* GOAL:
Retype each entry below, keeping every character the same.

'''

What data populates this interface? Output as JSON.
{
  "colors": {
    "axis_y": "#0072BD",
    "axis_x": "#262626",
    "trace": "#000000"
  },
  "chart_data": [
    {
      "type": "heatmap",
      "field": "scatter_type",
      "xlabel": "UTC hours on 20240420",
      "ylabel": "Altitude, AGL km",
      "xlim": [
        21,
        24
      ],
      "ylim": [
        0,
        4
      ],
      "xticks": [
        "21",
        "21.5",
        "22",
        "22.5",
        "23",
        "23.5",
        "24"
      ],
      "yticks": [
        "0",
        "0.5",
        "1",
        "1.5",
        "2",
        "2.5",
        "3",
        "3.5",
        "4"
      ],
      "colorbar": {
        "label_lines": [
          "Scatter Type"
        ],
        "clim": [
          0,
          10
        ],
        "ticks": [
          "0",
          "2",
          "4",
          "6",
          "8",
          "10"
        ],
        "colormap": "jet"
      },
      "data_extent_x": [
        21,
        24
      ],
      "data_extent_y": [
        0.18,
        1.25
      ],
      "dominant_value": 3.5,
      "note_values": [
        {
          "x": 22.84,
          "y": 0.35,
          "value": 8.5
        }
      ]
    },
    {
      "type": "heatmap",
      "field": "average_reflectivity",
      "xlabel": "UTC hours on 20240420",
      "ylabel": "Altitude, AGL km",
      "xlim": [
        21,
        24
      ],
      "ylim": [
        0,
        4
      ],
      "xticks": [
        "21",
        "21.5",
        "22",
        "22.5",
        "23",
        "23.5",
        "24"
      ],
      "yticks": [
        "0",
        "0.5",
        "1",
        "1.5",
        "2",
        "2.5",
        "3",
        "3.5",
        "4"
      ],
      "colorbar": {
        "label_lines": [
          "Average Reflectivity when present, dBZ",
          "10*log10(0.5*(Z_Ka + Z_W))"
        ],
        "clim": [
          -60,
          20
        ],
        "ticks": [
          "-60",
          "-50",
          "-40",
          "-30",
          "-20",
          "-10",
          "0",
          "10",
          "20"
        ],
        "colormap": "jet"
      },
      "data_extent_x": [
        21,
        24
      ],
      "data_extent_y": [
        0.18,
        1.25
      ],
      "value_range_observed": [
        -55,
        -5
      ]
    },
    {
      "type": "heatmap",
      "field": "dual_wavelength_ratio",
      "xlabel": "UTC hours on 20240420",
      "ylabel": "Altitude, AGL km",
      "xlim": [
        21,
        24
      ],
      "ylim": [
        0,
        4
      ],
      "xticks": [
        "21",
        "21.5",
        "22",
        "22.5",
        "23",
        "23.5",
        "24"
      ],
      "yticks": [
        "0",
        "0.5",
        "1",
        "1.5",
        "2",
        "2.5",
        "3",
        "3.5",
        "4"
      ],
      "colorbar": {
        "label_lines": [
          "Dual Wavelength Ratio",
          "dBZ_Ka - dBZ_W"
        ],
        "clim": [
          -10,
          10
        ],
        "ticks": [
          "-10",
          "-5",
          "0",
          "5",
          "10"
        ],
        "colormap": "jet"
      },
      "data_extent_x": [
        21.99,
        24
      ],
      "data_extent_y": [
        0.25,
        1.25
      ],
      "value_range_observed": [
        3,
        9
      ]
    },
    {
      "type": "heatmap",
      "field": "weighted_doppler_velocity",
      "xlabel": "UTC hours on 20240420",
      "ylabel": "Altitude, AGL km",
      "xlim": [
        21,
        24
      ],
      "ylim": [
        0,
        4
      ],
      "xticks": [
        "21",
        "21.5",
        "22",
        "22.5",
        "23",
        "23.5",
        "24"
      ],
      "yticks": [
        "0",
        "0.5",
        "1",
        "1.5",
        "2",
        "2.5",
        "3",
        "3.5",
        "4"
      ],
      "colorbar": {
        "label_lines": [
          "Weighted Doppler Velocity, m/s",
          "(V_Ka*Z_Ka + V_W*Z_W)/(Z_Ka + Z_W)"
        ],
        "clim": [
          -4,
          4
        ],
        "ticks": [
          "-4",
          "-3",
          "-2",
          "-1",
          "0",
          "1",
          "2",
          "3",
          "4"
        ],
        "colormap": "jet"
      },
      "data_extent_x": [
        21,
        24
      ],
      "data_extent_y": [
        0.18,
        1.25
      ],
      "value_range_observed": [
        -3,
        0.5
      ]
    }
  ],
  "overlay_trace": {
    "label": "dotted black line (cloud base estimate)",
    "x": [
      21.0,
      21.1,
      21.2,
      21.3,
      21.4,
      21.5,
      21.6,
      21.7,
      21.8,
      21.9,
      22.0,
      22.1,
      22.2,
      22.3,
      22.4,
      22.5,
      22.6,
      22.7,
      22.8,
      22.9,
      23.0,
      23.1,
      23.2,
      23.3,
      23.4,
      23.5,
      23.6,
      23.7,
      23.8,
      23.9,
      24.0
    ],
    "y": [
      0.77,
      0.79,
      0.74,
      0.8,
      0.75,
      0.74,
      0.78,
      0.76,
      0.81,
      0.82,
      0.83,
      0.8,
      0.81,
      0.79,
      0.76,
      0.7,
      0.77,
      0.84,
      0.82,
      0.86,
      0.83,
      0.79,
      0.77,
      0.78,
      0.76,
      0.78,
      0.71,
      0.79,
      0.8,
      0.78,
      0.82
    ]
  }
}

'''

* RESPONSE FOR THIS EXERCISE:
What data populates this interface? Output as JSON.
{
  "colors": {
    "axis_y": "#0072BD",
    "axis_x": "#262626",
    "trace": "#000000"
  },
  "chart_data": [
    {
      "type": "heatmap",
      "field": "scatter_type",
      "xlabel": "UTC hours on 20240420",
      "ylabel": "Altitude, AGL km",
      "xlim": [
        21,
        24
      ],
      "ylim": [
        0,
        4
      ],
      "xticks": [
        "21",
        "21.5",
        "22",
        "22.5",
        "23",
        "23.5",
        "24"
      ],
      "yticks": [
        "0",
        "0.5",
        "1",
        "1.5",
        "2",
        "2.5",
        "3",
        "3.5",
        "4"
      ],
      "colorbar": {
        "label_lines": [
          "Scatter Type"
        ],
        "clim": [
          0,
          10
        ],
        "ticks": [
          "0",
          "2",
          "4",
          "6",
          "8",
          "10"
        ],
        "colormap": "jet"
      },
      "data_extent_x": [
        21,
        24
      ],
      "data_extent_y": [
        0.18,
        1.25
      ],
      "dominant_value": 3.5,
      "note_values": [
        {
          "x": 22.84,
          "y": 0.35,
          "value": 8.5
        }
      ]
    },
    {
      "type": "heatmap",
      "field": "average_reflectivity",
      "xlabel": "UTC hours on 20240420",
      "ylabel": "Altitude, AGL km",
      "xlim": [
        21,
        24
      ],
      "ylim": [
        0,
        4
      ],
      "xticks": [
        "21",
        "21.5",
        "22",
        "22.5",
        "23",
        "23.5",
        "24"
      ],
      "yticks": [
        "0",
        "0.5",
        "1",
        "1.5",
        "2",
        "2.5",
        "3",
        "3.5",
        "4"
      ],
      "colorbar": {
        "label_lines": [
          "Average Reflectivity when present, dBZ",
          "10*log10(0.5*(Z_Ka + Z_W))"
        ],
        "clim": [
          -60,
          20
        ],
        "ticks": [
          "-60",
          "-50",
          "-40",
          "-30",
          "-20",
          "-10",
          "0",
          "10",
          "20"
        ],
        "colormap": "jet"
      },
      "data_extent_x": [
        21,
        24
      ],
      "data_extent_y": [
        0.18,
        1.25
      ],
      "value_range_observed": [
        -55,
        -5
      ]
    },
    {
      "type": "heatmap",
      "field": "dual_wavelength_ratio",
      "xlabel": "UTC hours on 20240420",
      "ylabel": "Altitude, AGL km",
      "xlim": [
        21,
        24
      ],
      "ylim": [
        0,
        4
      ],
      "xticks": [
        "21",
        "21.5",
        "22",
        "22.5",
        "23",
        "23.5",
        "24"
      ],
      "yticks": [
        "0",
        "0.5",
        "1",
        "1.5",
        "2",
        "2.5",
        "3",
        "3.5",
        "4"
      ],
      "colorbar": {
        "label_lines": [
          "Dual Wavelength Ratio",
          "dBZ_Ka - dBZ_W"
        ],
        "clim": [
          -10,
          10
        ],
        "ticks": [
          "-10",
          "-5",
          "0",
          "5",
          "10"
        ],
        "colormap": "jet"
      },
      "data_extent_x": [
        21.99,
        24
      ],
      "data_extent_y": [
        0.25,
        1.25
      ],
      "value_range_observed": [
        3,
        9
      ]
    },
    {
      "type": "heatmap",
      "field": "weighted_doppler_velocity",
      "xlabel": "UTC hours on 20240420",
      "ylabel": "Altitude, AGL km",
      "xlim": [
        21,
        24
      ],
      "ylim": [
        0,
        4
      ],
      "xticks": [
        "21",
        "21.5",
        "22",
        "22.5",
        "23",
        "23.5",
        "24"
      ],
      "yticks": [
        "0",
        "0.5",
        "1",
        "1.5",
        "2",
        "2.5",
        "3",
        "3.5",
        "4"
      ],
      "colorbar": {
        "label_lines": [
          "Weighted Doppler Velocity, m/s",
          "(V_Ka*Z_Ka + V_W*Z_W)/(Z_Ka + Z_W)"
        ],
        "clim": [
          -4,
          4
        ],
        "ticks": [
          "-4",
          "-3",
          "-2",
          "-1",
          "0",
          "1",
          "2",
          "3",
          "4"
        ],
        "colormap": "jet"
      },
      "data_extent_x": [
        21,
        24
      ],
      "data_extent_y": [
        0.18,
        1.25
      ],
      "value_range_observed": [
        -3,
        0.5
      ]
    }
  ],
  "overlay_trace": {
    "label": "dotted black line (cloud base estimate)",
    "x": [
      21.0,
      21.1,
      21.2,
      21.3,
      21.4,
      21.5,
      21.6,
      21.7,
      21.8,
      21.9,
      22.0,
      22.1,
      22.2,
      22.3,
      22.4,
      22.5,
      22.6,
      22.7,
      22.8,
      22.9,
      23.0,
      23.1,
      23.2,
      23.3,
      23.4,
      23.5,
      23.6,
      23.7,
      23.8,
      23.9,
      24.0
    ],
    "y": [
      0.77,
      0.79,
      0.74,
      0.8,
      0.75,
      0.74,
      0.78,
      0.76,
      0.81,
      0.82,
      0.83,
      0.8,
      0.81,
      0.79,
      0.76,
      0.7,
      0.77,
      0.84,
      0.82,
      0.86,
      0.83,
      0.79,
      0.77,
      0.78,
      0.76,
      0.78,
      0.71,
      0.79,
      0.8,
      0.78,
      0.82
    ]
  }
}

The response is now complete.